Part of a data file
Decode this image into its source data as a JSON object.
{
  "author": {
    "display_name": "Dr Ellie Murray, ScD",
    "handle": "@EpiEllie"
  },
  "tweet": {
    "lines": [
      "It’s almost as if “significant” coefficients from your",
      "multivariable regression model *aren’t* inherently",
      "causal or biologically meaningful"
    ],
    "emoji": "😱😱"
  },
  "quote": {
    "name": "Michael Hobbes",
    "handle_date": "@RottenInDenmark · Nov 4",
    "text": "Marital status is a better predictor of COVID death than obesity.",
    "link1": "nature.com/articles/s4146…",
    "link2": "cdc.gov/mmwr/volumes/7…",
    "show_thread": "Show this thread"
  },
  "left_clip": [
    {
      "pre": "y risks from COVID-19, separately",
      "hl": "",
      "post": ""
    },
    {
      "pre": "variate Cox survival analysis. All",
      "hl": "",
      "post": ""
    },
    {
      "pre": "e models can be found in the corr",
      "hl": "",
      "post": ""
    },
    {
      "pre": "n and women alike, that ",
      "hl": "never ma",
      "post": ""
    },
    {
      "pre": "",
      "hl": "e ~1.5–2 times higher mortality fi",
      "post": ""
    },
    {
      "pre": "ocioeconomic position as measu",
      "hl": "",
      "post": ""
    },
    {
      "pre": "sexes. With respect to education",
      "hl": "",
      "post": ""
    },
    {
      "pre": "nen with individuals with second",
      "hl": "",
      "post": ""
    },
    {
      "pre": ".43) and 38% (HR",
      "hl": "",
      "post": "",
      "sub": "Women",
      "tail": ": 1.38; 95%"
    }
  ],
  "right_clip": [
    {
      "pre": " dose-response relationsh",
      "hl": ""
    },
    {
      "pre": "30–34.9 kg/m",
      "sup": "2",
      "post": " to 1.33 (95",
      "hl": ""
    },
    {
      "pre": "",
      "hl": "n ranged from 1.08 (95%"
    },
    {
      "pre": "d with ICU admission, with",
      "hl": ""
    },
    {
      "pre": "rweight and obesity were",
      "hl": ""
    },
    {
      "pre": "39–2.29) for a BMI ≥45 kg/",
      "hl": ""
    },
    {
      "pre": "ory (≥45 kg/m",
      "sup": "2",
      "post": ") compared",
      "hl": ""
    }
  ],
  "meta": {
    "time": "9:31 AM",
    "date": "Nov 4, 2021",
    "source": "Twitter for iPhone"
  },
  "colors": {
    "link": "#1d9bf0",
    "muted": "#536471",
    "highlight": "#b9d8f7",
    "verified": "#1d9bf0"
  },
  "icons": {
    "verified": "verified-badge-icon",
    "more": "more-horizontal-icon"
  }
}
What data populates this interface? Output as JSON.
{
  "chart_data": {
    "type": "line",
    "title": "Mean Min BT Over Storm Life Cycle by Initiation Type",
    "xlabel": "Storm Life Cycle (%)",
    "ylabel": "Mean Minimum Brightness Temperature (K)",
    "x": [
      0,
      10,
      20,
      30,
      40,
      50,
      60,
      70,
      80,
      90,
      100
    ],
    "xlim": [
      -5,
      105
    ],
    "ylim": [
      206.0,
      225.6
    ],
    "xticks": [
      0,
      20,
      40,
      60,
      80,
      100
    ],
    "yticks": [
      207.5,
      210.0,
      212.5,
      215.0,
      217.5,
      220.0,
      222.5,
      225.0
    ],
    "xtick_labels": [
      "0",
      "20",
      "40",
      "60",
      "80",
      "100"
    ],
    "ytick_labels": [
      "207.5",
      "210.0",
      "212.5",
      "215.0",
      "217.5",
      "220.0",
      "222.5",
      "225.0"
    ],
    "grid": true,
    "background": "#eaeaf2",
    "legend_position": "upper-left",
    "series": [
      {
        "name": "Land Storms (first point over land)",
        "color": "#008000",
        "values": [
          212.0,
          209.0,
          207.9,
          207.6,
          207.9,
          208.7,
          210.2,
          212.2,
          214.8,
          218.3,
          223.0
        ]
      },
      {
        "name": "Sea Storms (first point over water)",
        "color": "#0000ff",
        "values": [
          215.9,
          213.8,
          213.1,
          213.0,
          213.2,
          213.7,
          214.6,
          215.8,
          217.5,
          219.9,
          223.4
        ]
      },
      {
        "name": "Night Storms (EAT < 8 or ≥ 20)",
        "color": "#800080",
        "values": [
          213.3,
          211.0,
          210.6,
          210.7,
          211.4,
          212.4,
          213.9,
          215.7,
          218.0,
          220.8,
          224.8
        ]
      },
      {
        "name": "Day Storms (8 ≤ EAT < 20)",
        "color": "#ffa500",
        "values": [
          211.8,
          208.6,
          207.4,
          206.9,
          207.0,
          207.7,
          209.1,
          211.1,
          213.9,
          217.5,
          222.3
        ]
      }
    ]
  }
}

▶ **WRITTEN PROBLEM**:
What is needed here is an exact reproduction of all the entries.

▶ **EXERCISE OUTPUT**:
Decode this image into its source data as a JSON object.
{
  "author": {
    "display_name": "Dr Ellie Murray, ScD",
    "handle": "@EpiEllie"
  },
  "tweet": {
    "lines": [
      "It’s almost as if “significant” coefficients from your",
      "multivariable regression model *aren’t* inherently",
      "causal or biologically meaningful"
    ],
    "emoji": "😱😱"
  },
  "quote": {
    "name": "Michael Hobbes",
    "handle_date": "@RottenInDenmark · Nov 4",
    "text": "Marital status is a better predictor of COVID death than obesity.",
    "link1": "nature.com/articles/s4146…",
    "link2": "cdc.gov/mmwr/volumes/7…",
    "show_thread": "Show this thread"
  },
  "left_clip": [
    {
      "pre": "y risks from COVID-19, separately",
      "hl": "",
      "post": ""
    },
    {
      "pre": "variate Cox survival analysis. All",
      "hl": "",
      "post": ""
    },
    {
      "pre": "e models can be found in the corr",
      "hl": "",
      "post": ""
    },
    {
      "pre": "n and women alike, that ",
      "hl": "never ma",
      "post": ""
    },
    {
      "pre": "",
      "hl": "e ~1.5–2 times higher mortality fi",
      "post": ""
    },
    {
      "pre": "ocioeconomic position as measu",
      "hl": "",
      "post": ""
    },
    {
      "pre": "sexes. With respect to education",
      "hl": "",
      "post": ""
    },
    {
      "pre": "nen with individuals with second",
      "hl": "",
      "post": ""
    },
    {
      "pre": ".43) and 38% (HR",
      "hl": "",
      "post": "",
      "sub": "Women",
      "tail": ": 1.38; 95%"
    }
  ],
  "right_clip": [
    {
      "pre": " dose-response relationsh",
      "hl": ""
    },
    {
      "pre": "30–34.9 kg/m",
      "sup": "2",
      "post": " to 1.33 (95",
      "hl": ""
    },
    {
      "pre": "",
      "hl": "n ranged from 1.08 (95%"
    },
    {
      "pre": "d with ICU admission, with",
      "hl": ""
    },
    {
      "pre": "rweight and obesity were",
      "hl": ""
    },
    {
      "pre": "39–2.29) for a BMI ≥45 kg/",
      "hl": ""
    },
    {
      "pre": "ory (≥45 kg/m",
      "sup": "2",
      "post": ") compared",
      "hl": ""
    }
  ],
  "meta": {
    "time": "9:31 AM",
    "date": "Nov 4, 2021",
    "source": "Twitter for iPhone"
  },
  "colors": {
    "link": "#1d9bf0",
    "muted": "#536471",
    "highlight": "#b9d8f7",
    "verified": "#1d9bf0"
  },
  "icons": {
    "verified": "verified-badge-icon",
    "more": "more-horizontal-icon"
  }
}
What data populates this interface? Output as JSON.
{
  "chart_data": {
    "type": "line",
    "title": "Mean Min BT Over Storm Life Cycle by Initiation Type",
    "xlabel": "Storm Life Cycle (%)",
    "ylabel": "Mean Minimum Brightness Temperature (K)",
    "x": [
      0,
      10,
      20,
      30,
      40,
      50,
      60,
      70,
      80,
      90,
      100
    ],
    "xlim": [
      -5,
      105
    ],
    "ylim": [
      206.0,
      225.6
    ],
    "xticks": [
      0,
      20,
      40,
      60,
      80,
      100
    ],
    "yticks": [
      207.5,
      210.0,
      212.5,
      215.0,
      217.5,
      220.0,
      222.5,
      225.0
    ],
    "xtick_labels": [
      "0",
      "20",
      "40",
      "60",
      "80",
      "100"
    ],
    "ytick_labels": [
      "207.5",
      "210.0",
      "212.5",
      "215.0",
      "217.5",
      "220.0",
      "222.5",
      "225.0"
    ],
    "grid": true,
    "background": "#eaeaf2",
    "legend_position": "upper-left",
    "series": [
      {
        "name": "Land Storms (first point over land)",
        "color": "#008000",
        "values": [
          212.0,
          209.0,
          207.9,
          207.6,
          207.9,
          208.7,
          210.2,
          212.2,
          214.8,
          218.3,
          223.0
        ]
      },
      {
        "name": "Sea Storms (first point over water)",
        "color": "#0000ff",
        "values": [
          215.9,
          213.8,
          213.1,
          213.0,
          213.2,
          213.7,
          214.6,
          215.8,
          217.5,
          219.9,
          223.4
        ]
      },
      {
        "name": "Night Storms (EAT < 8 or ≥ 20)",
        "color": "#800080",
        "values": [
          213.3,
          211.0,
          210.6,
          210.7,
          211.4,
          212.4,
          213.9,
          215.7,
          218.0,
          220.8,
          224.8
        ]
      },
      {
        "name": "Day Storms (8 ≤ EAT < 20)",
        "color": "#ffa500",
        "values": [
          211.8,
          208.6,
          207.4,
          206.9,
          207.0,
          207.7,
          209.1,
          211.1,
          213.9,
          217.5,
          222.3
        ]
      }
    ]
  }
}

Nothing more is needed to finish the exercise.